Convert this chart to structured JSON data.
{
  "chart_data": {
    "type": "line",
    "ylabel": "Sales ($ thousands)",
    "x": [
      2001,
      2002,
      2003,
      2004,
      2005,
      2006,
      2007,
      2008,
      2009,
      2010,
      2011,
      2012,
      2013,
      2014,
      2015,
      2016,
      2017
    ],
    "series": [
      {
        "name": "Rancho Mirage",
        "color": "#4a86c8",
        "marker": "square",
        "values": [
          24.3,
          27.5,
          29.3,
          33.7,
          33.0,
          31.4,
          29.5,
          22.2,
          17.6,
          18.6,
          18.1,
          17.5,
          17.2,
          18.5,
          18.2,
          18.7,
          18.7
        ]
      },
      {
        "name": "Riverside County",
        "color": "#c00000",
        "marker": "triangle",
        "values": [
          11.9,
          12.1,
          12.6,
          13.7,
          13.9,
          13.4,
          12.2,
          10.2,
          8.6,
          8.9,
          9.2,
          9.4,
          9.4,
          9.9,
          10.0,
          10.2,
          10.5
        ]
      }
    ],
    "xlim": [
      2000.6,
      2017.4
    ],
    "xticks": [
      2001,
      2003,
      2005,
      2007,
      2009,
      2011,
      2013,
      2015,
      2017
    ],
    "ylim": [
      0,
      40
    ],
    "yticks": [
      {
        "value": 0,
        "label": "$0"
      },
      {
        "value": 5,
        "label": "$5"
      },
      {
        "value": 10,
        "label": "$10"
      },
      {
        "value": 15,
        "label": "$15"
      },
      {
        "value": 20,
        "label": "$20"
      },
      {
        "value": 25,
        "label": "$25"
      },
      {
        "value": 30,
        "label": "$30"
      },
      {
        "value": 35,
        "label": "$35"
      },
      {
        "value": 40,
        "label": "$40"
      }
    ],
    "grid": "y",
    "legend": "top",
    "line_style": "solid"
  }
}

* * *

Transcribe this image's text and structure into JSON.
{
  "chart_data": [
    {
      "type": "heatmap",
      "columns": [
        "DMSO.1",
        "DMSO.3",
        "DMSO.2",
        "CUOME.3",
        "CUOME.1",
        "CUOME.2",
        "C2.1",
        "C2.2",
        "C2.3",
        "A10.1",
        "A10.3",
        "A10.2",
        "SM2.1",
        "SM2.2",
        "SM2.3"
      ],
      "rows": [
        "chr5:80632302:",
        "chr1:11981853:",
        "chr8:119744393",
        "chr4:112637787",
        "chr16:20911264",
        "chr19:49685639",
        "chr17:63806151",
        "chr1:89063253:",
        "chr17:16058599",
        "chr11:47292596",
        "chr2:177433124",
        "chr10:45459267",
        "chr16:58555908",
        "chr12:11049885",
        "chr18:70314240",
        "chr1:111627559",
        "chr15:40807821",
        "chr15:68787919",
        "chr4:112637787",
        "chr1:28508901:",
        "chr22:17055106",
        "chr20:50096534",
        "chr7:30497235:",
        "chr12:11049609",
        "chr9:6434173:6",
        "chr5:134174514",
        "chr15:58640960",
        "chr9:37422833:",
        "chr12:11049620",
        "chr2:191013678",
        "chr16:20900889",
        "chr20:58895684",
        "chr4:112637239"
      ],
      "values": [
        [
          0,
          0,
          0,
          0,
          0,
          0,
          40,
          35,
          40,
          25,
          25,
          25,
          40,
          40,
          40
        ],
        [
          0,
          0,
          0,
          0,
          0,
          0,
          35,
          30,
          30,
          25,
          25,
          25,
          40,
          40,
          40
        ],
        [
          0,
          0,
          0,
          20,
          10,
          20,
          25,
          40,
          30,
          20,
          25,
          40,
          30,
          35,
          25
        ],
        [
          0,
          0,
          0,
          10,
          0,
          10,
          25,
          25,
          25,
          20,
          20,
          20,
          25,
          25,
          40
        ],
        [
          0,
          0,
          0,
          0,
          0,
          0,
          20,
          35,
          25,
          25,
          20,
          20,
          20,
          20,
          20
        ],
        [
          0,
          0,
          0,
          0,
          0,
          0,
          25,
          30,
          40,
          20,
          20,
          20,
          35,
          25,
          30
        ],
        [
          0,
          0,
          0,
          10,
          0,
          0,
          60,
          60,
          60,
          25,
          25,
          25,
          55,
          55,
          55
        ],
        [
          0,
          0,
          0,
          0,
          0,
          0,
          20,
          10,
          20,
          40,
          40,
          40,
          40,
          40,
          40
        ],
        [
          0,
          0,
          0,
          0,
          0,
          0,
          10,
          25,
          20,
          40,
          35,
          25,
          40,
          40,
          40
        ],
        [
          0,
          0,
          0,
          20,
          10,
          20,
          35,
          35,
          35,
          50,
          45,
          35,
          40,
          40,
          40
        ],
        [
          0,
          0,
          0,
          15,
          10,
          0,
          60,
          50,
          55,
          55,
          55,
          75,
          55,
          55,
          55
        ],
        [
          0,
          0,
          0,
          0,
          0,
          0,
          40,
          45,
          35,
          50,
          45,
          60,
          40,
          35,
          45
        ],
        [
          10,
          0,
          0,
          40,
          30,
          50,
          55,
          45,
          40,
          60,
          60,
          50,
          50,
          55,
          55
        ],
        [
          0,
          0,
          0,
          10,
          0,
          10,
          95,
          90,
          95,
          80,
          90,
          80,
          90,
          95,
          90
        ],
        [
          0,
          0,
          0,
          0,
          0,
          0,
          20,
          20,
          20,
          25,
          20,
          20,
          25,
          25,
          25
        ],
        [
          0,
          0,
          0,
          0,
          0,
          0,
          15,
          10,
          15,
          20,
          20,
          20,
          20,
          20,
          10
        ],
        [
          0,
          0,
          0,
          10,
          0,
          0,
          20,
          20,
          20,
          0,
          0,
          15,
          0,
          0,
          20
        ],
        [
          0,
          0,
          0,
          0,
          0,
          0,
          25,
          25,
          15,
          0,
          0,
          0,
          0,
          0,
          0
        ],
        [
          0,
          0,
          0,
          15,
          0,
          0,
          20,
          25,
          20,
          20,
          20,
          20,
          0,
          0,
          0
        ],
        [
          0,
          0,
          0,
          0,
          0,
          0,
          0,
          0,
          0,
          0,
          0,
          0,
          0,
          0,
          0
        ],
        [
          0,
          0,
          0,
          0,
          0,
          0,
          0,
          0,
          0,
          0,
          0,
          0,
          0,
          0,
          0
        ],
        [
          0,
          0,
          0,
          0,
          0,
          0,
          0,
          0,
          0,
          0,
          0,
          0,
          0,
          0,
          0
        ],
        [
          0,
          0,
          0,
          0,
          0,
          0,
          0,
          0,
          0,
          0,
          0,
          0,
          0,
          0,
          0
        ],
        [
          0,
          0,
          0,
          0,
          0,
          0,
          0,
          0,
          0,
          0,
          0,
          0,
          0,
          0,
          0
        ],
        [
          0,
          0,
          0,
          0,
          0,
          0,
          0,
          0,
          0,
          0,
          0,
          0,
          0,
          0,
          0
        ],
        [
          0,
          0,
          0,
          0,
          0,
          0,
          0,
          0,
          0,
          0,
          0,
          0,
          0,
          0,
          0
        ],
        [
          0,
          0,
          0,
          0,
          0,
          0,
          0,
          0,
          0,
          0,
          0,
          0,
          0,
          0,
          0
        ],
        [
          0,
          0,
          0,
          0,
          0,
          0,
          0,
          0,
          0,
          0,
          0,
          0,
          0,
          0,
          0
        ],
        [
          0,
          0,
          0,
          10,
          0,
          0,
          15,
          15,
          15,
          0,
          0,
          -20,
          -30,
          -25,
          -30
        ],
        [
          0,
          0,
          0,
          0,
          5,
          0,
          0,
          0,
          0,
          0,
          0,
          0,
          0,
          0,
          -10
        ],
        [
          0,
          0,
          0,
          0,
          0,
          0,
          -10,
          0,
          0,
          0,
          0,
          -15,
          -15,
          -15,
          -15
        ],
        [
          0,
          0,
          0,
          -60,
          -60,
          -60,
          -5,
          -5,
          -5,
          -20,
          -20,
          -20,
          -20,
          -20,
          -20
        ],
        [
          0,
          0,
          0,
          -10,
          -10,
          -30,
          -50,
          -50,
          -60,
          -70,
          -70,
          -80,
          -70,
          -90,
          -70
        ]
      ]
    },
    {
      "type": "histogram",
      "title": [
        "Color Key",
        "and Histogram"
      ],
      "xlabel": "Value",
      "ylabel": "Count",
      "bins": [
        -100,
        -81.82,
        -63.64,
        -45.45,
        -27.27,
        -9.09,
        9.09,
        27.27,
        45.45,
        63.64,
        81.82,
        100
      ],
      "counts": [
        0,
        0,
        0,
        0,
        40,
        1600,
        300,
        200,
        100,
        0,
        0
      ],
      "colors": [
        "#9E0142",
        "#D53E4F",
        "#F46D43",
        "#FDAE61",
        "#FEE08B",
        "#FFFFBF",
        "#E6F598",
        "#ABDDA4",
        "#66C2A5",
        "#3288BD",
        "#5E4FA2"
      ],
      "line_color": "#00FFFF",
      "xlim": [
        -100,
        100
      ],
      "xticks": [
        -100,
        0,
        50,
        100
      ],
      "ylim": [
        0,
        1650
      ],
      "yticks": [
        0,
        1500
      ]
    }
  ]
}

...

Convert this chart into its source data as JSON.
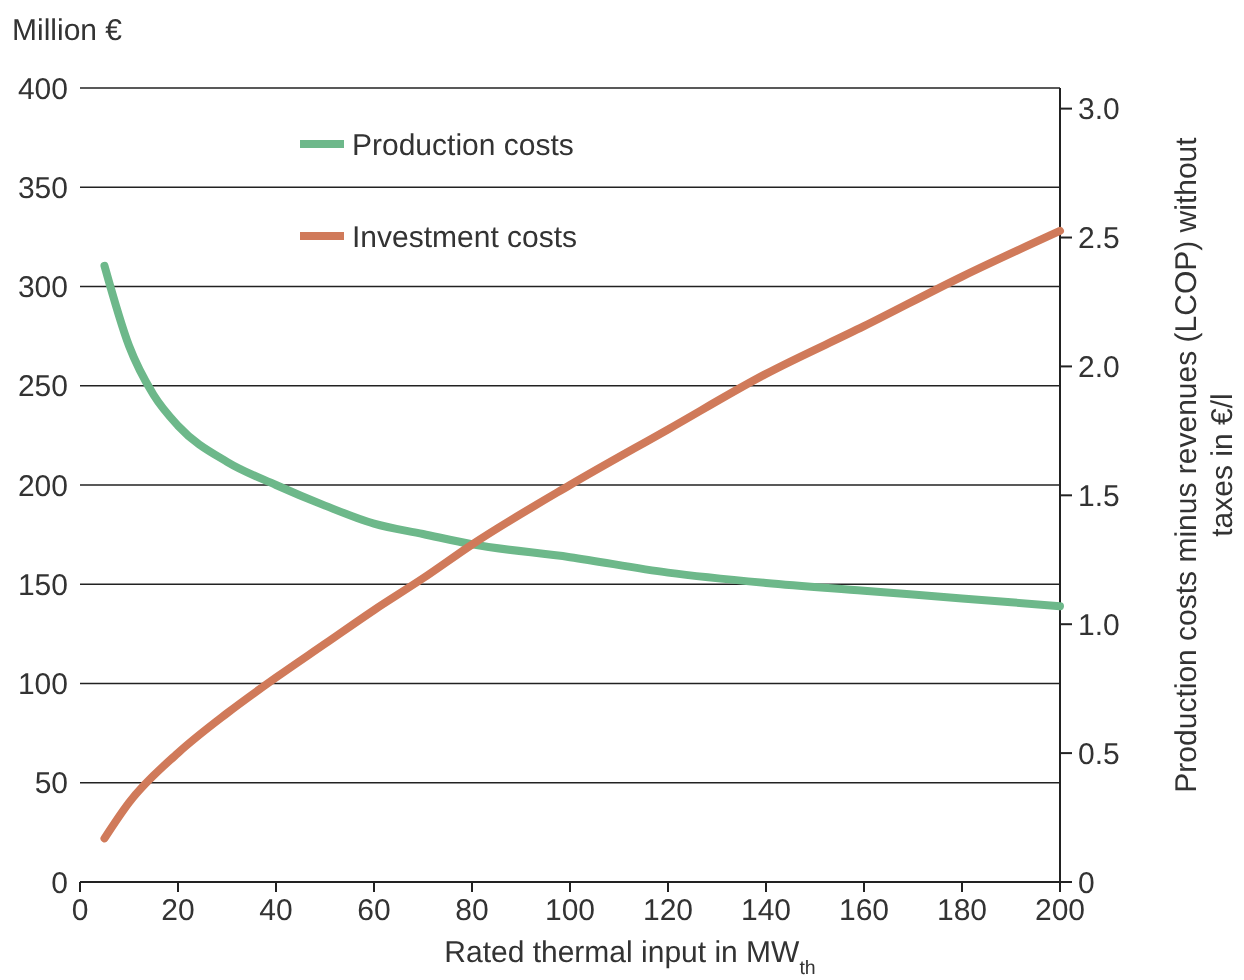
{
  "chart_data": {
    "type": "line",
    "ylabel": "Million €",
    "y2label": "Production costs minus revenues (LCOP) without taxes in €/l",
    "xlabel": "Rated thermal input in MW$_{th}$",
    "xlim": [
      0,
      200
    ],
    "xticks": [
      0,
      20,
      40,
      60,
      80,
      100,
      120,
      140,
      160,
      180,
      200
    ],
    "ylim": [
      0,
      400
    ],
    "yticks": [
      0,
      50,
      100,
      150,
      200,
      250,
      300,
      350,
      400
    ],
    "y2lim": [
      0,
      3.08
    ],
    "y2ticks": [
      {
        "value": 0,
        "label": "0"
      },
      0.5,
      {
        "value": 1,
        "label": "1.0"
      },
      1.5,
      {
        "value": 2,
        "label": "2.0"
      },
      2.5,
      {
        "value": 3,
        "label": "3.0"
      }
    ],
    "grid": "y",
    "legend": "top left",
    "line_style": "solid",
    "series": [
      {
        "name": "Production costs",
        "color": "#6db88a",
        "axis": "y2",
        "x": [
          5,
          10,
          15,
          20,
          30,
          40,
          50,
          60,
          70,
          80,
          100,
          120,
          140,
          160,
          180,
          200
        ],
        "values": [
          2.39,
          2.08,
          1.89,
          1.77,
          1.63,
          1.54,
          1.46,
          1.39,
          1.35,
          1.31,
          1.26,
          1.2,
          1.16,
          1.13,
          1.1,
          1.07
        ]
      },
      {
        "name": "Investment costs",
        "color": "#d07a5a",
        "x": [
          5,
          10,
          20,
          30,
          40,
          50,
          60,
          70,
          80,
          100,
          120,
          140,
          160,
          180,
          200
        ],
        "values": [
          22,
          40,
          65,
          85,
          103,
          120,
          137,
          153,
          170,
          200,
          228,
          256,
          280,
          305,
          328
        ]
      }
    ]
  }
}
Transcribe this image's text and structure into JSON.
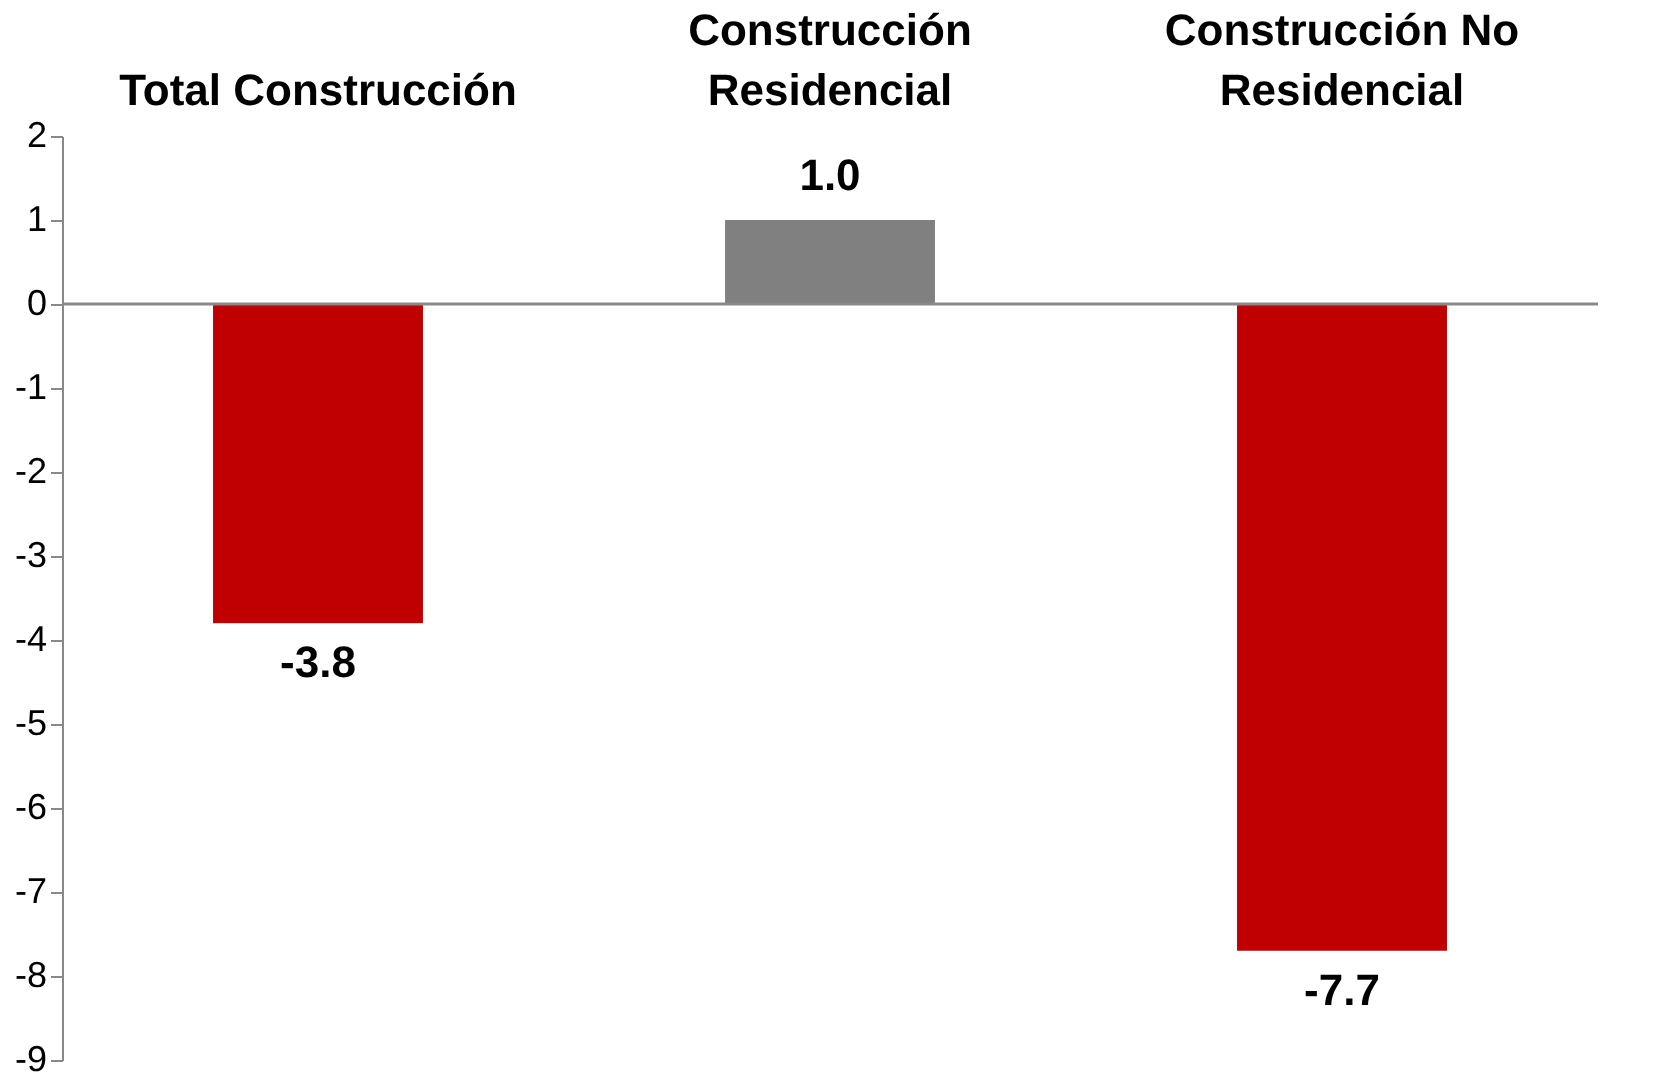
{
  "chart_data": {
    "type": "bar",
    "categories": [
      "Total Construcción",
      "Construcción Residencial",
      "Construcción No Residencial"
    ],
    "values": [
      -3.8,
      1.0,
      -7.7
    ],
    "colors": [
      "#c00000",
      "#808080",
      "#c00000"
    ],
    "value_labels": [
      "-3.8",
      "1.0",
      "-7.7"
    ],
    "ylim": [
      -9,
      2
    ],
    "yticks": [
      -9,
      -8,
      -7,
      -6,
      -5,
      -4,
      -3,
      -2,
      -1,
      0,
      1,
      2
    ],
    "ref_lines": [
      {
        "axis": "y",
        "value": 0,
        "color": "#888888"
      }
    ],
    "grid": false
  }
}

TASK STATEMENT →
All lines of the data above that include the word "costs" must be shown.

OUTPUT BELOW →
    "y2label": "Production costs minus revenues (LCOP) without taxes in €/l",
        "name": "Production costs",
        "name": "Investment costs",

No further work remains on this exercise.